◆ **WRITTEN TASK**
In the data below, find every line with the string "title" and pull it out.

◆ **INFORMATION SHOWN**
##############################

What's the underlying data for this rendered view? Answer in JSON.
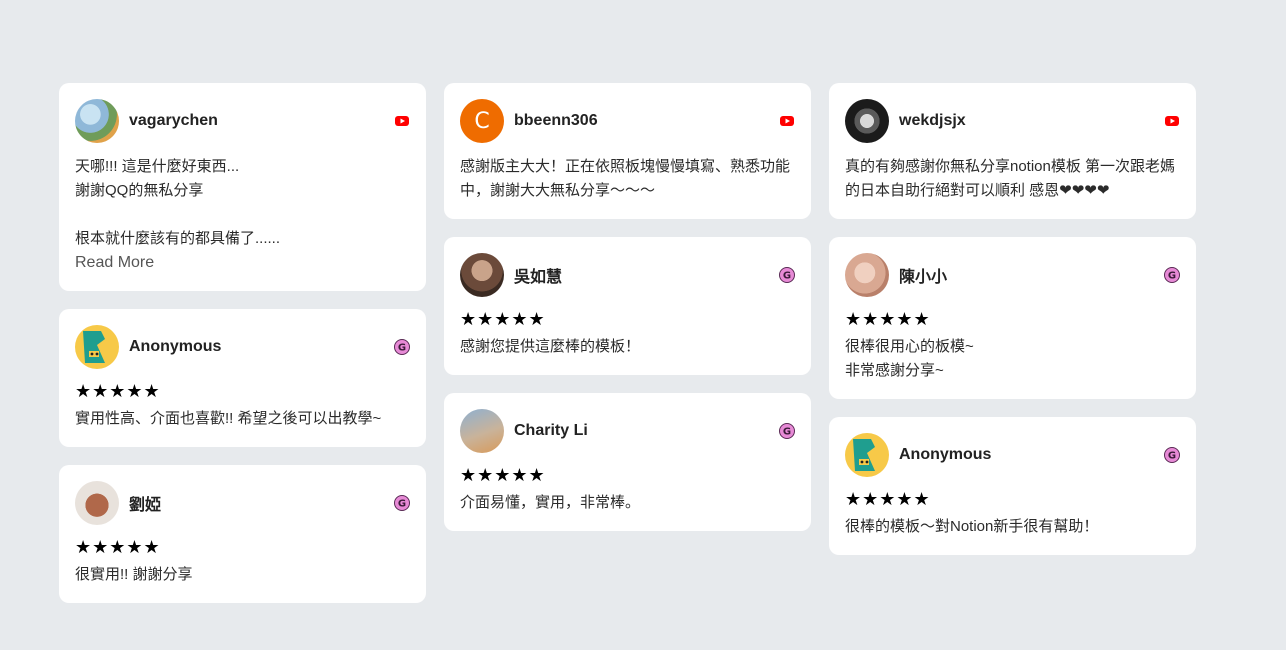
{
  "colors": {
    "background": "#e7eaed",
    "card": "#ffffff",
    "youtube_red": "#ff0000",
    "google_badge_pink": "#e78ad6"
  },
  "reviews": [
    {
      "name": "vagarychen",
      "source_icon": "youtube-icon",
      "stars": "",
      "text": "天哪!!! 這是什麼好東西...\n謝謝QQ的無私分享\n\n根本就什麼該有的都具備了......",
      "read_more": "Read More"
    },
    {
      "name": "Anonymous",
      "source_icon": "google-icon",
      "stars": "★★★★★",
      "rating": 5,
      "text": "實用性高、介面也喜歡!! 希望之後可以出教學~"
    },
    {
      "name": "劉婭",
      "source_icon": "google-icon",
      "stars": "★★★★★",
      "rating": 5,
      "text": "很實用!! 謝謝分享"
    },
    {
      "name": "bbeenn306",
      "avatar_initial": "C",
      "source_icon": "youtube-icon",
      "text": "感謝版主大大！正在依照板塊慢慢填寫、熟悉功能中，謝謝大大無私分享～～～"
    },
    {
      "name": "吳如慧",
      "source_icon": "google-icon",
      "stars": "★★★★★",
      "rating": 5,
      "text": "感謝您提供這麼棒的模板！"
    },
    {
      "name": "Charity Li",
      "source_icon": "google-icon",
      "stars": "★★★★★",
      "rating": 5,
      "text": "介面易懂，實用，非常棒。"
    },
    {
      "name": "wekdjsjx",
      "source_icon": "youtube-icon",
      "text": "真的有夠感謝你無私分享notion模板 第一次跟老媽的日本自助行絕對可以順利 感恩❤❤❤❤"
    },
    {
      "name": "陳小小",
      "source_icon": "google-icon",
      "stars": "★★★★★",
      "rating": 5,
      "text": "很棒很用心的板模~\n非常感謝分享~"
    },
    {
      "name": "Anonymous",
      "source_icon": "google-icon",
      "stars": "★★★★★",
      "rating": 5,
      "text": "很棒的模板～對Notion新手很有幫助！"
    }
  ]
}
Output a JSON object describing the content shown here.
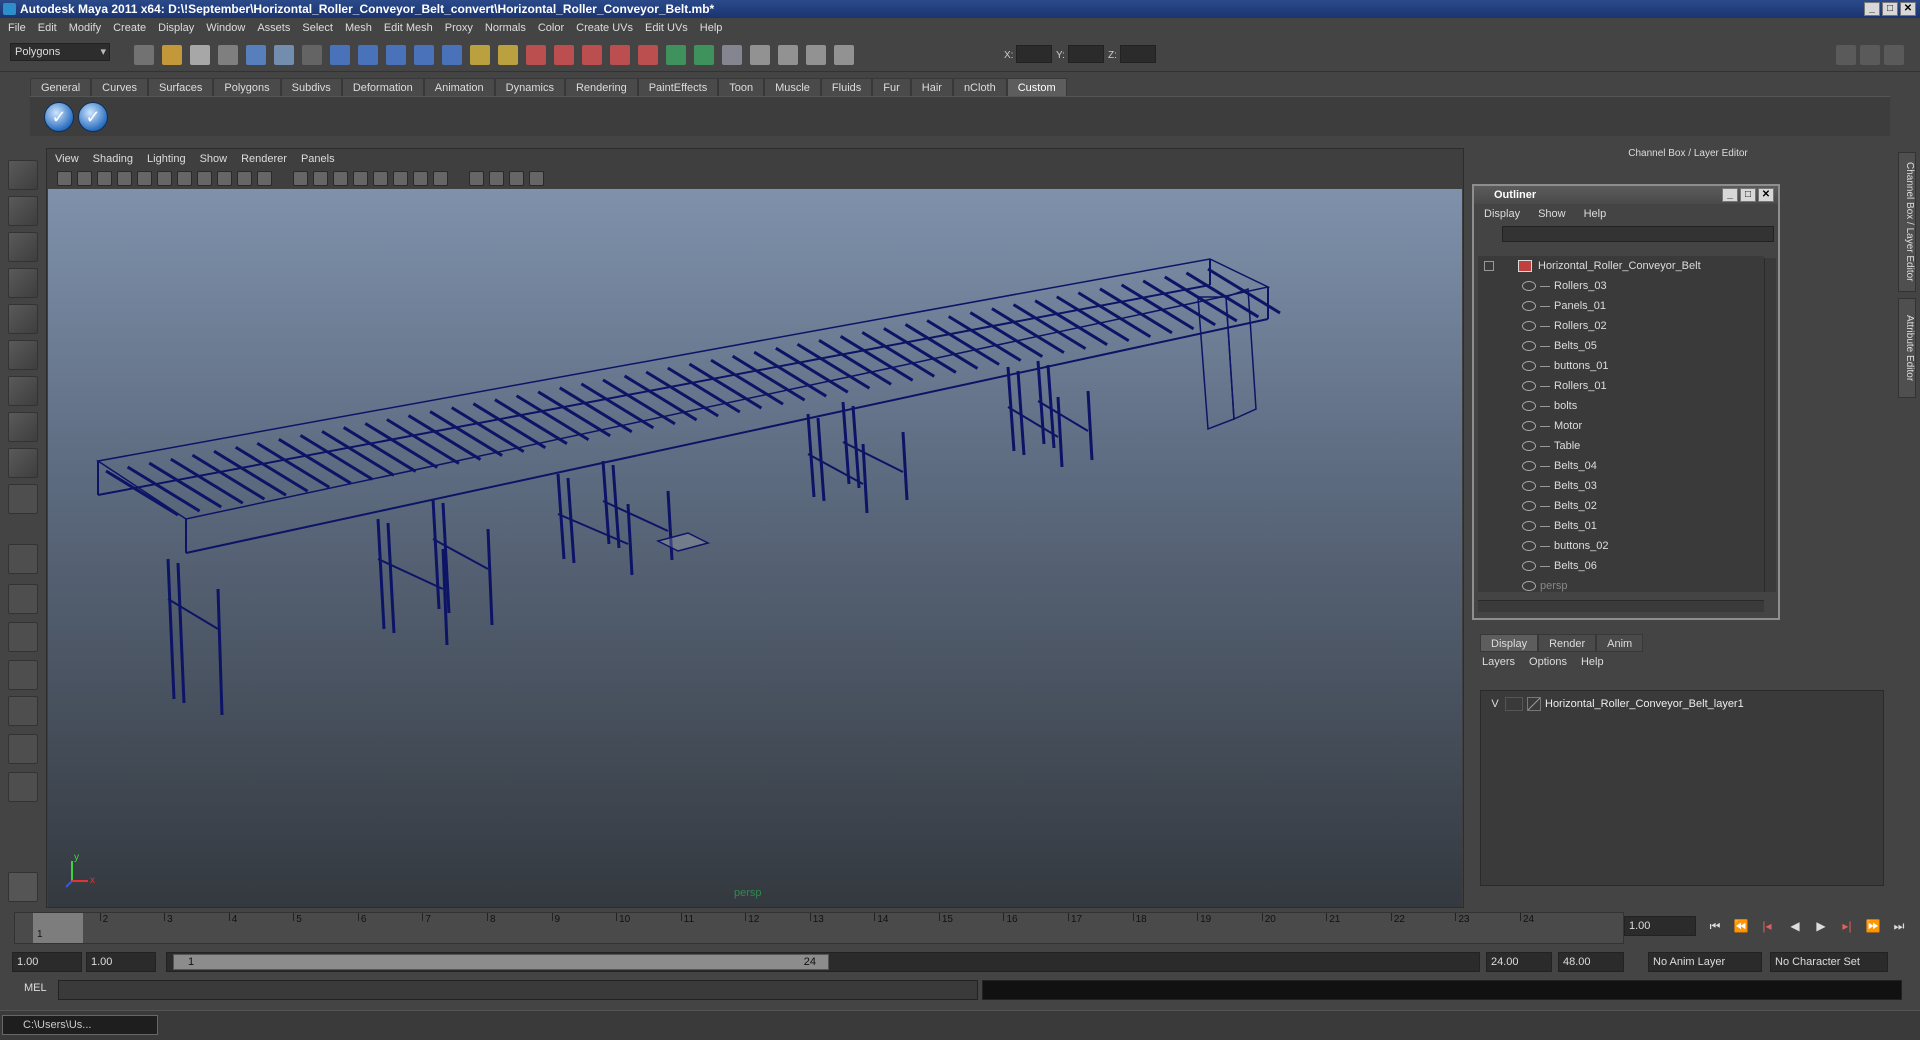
{
  "window": {
    "title": "Autodesk Maya 2011 x64: D:\\!September\\Horizontal_Roller_Conveyor_Belt_convert\\Horizontal_Roller_Conveyor_Belt.mb*",
    "controls": [
      "_",
      "□",
      "✕"
    ]
  },
  "menubar": [
    "File",
    "Edit",
    "Modify",
    "Create",
    "Display",
    "Window",
    "Assets",
    "Select",
    "Mesh",
    "Edit Mesh",
    "Proxy",
    "Normals",
    "Color",
    "Create UVs",
    "Edit UVs",
    "Help"
  ],
  "statusline": {
    "mode": "Polygons",
    "coord_labels": [
      "X:",
      "Y:",
      "Z:"
    ]
  },
  "shelf": {
    "tabs": [
      "General",
      "Curves",
      "Surfaces",
      "Polygons",
      "Subdivs",
      "Deformation",
      "Animation",
      "Dynamics",
      "Rendering",
      "PaintEffects",
      "Toon",
      "Muscle",
      "Fluids",
      "Fur",
      "Hair",
      "nCloth",
      "Custom"
    ],
    "active_tab": "Custom",
    "button_glyph": "✓"
  },
  "viewport": {
    "menu": [
      "View",
      "Shading",
      "Lighting",
      "Show",
      "Renderer",
      "Panels"
    ],
    "camera_label": "persp",
    "axis_y": "y",
    "axis_x": "x",
    "wire_color": "#0d1466"
  },
  "channel_box": {
    "title": "Channel Box / Layer Editor",
    "side_tabs": [
      "Channel Box / Layer Editor",
      "Attribute Editor"
    ]
  },
  "outliner": {
    "title": "Outliner",
    "menu": [
      "Display",
      "Show",
      "Help"
    ],
    "root": "Horizontal_Roller_Conveyor_Belt",
    "children": [
      "Rollers_03",
      "Panels_01",
      "Rollers_02",
      "Belts_05",
      "buttons_01",
      "Rollers_01",
      "bolts",
      "Motor",
      "Table",
      "Belts_04",
      "Belts_03",
      "Belts_02",
      "Belts_01",
      "buttons_02",
      "Belts_06"
    ],
    "camera": "persp"
  },
  "layer_editor": {
    "tabs": [
      "Display",
      "Render",
      "Anim"
    ],
    "active_tab": "Display",
    "menu": [
      "Layers",
      "Options",
      "Help"
    ],
    "layer_visibility": "V",
    "layer_name": "Horizontal_Roller_Conveyor_Belt_layer1"
  },
  "timeline": {
    "ticks": [
      "1",
      "2",
      "3",
      "4",
      "5",
      "6",
      "7",
      "8",
      "9",
      "10",
      "11",
      "12",
      "13",
      "14",
      "15",
      "16",
      "17",
      "18",
      "19",
      "20",
      "21",
      "22",
      "23",
      "24"
    ],
    "current_frame_label": "1",
    "current_time": "1.00"
  },
  "range": {
    "start": "1.00",
    "playback_start": "1.00",
    "handle_start": "1",
    "handle_end": "24",
    "playback_end": "24.00",
    "end": "48.00",
    "anim_layer": "No Anim Layer",
    "character_set": "No Character Set"
  },
  "command_line": {
    "label": "MEL"
  },
  "taskbar": {
    "item": "C:\\Users\\Us..."
  }
}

##############################

◆ **OUTPUT FOR THIS EXERCISE**
    "title": "Autodesk Maya 2011 x64: D:\\!September\\Horizontal_Roller_Conveyor_Belt_convert\\Horizontal_Roller_Conveyor_Belt.mb*",
    "title": "Channel Box / Layer Editor",
    "title": "Outliner",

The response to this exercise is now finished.